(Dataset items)
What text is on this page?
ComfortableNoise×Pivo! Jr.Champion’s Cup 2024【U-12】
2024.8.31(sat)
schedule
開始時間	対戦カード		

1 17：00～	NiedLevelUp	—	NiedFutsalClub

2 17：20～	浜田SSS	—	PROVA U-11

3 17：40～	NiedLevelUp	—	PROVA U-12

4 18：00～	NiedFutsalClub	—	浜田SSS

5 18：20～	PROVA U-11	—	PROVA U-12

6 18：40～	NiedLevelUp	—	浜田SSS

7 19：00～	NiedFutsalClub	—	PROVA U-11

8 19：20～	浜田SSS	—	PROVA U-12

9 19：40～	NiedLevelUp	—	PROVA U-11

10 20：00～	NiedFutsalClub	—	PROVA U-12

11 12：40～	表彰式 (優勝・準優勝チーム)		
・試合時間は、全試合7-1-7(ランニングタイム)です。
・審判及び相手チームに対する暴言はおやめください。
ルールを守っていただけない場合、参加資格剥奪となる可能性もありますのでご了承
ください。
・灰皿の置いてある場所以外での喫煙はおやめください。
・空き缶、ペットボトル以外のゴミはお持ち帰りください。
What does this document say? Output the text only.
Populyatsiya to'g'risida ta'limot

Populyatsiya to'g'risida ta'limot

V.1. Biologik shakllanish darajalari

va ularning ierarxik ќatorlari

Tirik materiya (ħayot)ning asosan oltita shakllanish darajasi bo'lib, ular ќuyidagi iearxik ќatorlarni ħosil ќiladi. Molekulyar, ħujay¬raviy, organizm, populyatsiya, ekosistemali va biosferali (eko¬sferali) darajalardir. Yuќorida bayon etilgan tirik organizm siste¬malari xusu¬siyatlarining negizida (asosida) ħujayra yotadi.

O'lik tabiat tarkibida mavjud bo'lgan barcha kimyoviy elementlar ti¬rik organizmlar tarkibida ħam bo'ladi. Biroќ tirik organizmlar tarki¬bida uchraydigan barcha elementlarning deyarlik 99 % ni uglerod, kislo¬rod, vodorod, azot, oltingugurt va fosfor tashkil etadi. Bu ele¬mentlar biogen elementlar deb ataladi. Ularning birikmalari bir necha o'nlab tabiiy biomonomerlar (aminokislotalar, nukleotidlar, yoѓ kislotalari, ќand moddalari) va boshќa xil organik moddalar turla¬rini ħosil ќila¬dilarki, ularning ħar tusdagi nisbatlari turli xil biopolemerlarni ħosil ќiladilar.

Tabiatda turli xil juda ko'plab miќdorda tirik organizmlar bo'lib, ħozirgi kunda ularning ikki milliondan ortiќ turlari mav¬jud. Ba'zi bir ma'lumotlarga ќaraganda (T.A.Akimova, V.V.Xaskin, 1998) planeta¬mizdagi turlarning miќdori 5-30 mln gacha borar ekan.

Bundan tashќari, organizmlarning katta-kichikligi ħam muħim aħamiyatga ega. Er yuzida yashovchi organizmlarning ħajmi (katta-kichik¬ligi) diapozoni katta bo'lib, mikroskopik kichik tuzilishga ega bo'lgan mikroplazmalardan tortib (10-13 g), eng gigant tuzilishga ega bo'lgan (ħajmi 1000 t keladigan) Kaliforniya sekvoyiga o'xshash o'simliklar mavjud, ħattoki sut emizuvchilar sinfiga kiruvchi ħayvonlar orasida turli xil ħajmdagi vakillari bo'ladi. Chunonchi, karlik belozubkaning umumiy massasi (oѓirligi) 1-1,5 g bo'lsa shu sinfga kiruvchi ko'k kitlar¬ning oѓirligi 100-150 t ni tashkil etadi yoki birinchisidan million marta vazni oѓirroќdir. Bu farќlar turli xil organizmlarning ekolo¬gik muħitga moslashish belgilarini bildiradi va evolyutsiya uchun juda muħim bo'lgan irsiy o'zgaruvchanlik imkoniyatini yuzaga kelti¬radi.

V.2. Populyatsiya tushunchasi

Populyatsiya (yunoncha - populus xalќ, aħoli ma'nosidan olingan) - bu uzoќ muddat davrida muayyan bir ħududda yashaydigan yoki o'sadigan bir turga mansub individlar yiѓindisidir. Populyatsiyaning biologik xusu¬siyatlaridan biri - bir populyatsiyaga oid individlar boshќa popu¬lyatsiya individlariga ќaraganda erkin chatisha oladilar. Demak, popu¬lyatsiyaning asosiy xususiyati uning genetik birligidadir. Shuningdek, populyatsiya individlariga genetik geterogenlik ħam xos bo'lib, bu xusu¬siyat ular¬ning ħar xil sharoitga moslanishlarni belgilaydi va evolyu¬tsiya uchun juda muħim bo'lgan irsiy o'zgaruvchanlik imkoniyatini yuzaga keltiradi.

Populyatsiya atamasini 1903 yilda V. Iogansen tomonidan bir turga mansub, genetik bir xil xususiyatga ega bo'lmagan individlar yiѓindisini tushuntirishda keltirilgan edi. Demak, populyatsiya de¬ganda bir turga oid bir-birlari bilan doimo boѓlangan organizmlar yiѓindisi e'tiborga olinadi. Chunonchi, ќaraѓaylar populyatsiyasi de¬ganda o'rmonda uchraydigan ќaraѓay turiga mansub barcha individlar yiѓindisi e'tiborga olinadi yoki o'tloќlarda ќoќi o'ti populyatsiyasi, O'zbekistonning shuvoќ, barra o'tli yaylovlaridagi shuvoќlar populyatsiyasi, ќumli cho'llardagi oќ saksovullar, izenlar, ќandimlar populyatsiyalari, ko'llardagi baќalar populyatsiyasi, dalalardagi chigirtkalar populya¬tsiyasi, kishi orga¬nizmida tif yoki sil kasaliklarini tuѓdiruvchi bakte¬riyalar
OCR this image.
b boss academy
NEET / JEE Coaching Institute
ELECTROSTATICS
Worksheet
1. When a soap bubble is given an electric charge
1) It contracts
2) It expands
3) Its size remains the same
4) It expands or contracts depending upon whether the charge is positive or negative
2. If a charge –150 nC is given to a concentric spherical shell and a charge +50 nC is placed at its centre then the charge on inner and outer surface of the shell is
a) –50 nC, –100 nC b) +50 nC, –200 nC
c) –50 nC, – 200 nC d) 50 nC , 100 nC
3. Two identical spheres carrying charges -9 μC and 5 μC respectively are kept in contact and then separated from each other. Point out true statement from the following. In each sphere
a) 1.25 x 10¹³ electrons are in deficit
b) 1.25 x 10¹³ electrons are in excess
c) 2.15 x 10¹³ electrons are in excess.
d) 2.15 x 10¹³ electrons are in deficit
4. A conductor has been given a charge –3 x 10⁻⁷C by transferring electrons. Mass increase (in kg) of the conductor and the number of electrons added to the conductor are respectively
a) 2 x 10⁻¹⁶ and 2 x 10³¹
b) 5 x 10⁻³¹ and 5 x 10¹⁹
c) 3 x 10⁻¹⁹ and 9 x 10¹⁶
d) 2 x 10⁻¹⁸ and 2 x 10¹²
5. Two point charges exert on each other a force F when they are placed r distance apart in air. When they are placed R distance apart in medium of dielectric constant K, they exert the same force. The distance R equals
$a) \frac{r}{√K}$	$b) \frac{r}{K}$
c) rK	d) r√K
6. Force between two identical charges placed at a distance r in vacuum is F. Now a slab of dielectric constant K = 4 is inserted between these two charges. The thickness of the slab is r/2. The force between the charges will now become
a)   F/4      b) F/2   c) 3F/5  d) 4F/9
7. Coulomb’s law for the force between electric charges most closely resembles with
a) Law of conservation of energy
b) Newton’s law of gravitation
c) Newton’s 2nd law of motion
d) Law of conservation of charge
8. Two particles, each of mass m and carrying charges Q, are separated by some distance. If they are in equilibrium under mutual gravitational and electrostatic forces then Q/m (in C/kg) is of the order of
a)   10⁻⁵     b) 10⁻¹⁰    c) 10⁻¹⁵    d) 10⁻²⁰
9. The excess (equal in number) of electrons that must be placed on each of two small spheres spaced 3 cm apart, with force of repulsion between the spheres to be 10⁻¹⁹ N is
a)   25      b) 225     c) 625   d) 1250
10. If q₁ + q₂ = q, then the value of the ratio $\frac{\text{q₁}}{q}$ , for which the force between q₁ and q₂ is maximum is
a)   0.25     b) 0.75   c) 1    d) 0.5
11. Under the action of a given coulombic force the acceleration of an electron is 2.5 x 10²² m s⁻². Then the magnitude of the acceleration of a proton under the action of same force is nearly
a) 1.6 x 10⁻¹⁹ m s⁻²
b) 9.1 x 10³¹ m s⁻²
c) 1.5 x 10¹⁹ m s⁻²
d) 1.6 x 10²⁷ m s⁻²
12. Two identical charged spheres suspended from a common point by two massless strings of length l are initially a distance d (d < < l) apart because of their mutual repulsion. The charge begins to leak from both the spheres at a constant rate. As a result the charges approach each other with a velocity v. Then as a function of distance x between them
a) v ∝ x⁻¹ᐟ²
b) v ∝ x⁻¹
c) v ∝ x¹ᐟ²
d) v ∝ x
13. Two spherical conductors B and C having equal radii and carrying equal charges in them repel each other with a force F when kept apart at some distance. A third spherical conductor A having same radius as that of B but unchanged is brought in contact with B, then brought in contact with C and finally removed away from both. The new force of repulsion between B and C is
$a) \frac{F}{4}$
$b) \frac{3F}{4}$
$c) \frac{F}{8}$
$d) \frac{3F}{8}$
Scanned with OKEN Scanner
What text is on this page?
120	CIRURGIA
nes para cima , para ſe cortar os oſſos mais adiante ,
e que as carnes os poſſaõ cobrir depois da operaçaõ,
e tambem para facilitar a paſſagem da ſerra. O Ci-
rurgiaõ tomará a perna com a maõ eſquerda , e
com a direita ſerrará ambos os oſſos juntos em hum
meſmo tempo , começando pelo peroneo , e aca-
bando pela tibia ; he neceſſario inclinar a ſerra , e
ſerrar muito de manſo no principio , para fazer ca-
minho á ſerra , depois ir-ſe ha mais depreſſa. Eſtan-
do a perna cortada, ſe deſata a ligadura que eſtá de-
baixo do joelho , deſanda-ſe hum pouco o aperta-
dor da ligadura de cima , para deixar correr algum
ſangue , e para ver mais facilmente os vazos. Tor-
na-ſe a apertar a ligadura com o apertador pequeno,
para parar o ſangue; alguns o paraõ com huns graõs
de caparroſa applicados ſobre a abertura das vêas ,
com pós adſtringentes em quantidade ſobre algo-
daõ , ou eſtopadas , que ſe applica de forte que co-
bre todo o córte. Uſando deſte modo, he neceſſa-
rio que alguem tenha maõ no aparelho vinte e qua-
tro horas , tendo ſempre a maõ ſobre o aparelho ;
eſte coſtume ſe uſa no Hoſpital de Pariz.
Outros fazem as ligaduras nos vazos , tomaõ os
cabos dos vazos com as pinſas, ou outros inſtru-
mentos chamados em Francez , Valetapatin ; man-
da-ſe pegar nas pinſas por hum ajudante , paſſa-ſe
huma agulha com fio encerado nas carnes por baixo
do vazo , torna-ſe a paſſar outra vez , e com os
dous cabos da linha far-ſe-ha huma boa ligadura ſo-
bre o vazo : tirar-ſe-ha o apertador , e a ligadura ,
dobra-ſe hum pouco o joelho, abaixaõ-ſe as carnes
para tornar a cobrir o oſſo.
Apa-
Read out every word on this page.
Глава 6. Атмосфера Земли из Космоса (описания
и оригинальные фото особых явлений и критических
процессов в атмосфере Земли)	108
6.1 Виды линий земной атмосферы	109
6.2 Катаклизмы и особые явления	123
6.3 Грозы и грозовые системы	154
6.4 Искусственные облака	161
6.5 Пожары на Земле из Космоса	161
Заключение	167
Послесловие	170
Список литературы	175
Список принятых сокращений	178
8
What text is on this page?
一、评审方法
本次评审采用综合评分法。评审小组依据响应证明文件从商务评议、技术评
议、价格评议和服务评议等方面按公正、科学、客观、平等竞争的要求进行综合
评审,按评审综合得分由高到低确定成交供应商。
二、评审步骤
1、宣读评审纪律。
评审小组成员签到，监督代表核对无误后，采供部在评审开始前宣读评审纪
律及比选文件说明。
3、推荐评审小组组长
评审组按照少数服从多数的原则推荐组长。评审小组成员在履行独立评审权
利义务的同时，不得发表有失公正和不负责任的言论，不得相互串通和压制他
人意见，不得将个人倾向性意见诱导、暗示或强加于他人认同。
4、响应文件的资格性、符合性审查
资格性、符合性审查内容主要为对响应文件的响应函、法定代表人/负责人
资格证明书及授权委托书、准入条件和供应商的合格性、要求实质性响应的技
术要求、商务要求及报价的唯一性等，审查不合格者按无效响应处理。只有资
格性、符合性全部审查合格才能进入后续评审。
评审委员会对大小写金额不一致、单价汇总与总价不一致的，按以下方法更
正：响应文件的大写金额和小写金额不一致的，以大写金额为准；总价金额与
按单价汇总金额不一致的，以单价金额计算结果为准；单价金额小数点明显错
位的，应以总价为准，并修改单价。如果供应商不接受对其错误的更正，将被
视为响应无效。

# [Given problem]
Give only the number of lines in the entries above that contain the string "carnes".

# [Worked answer]
3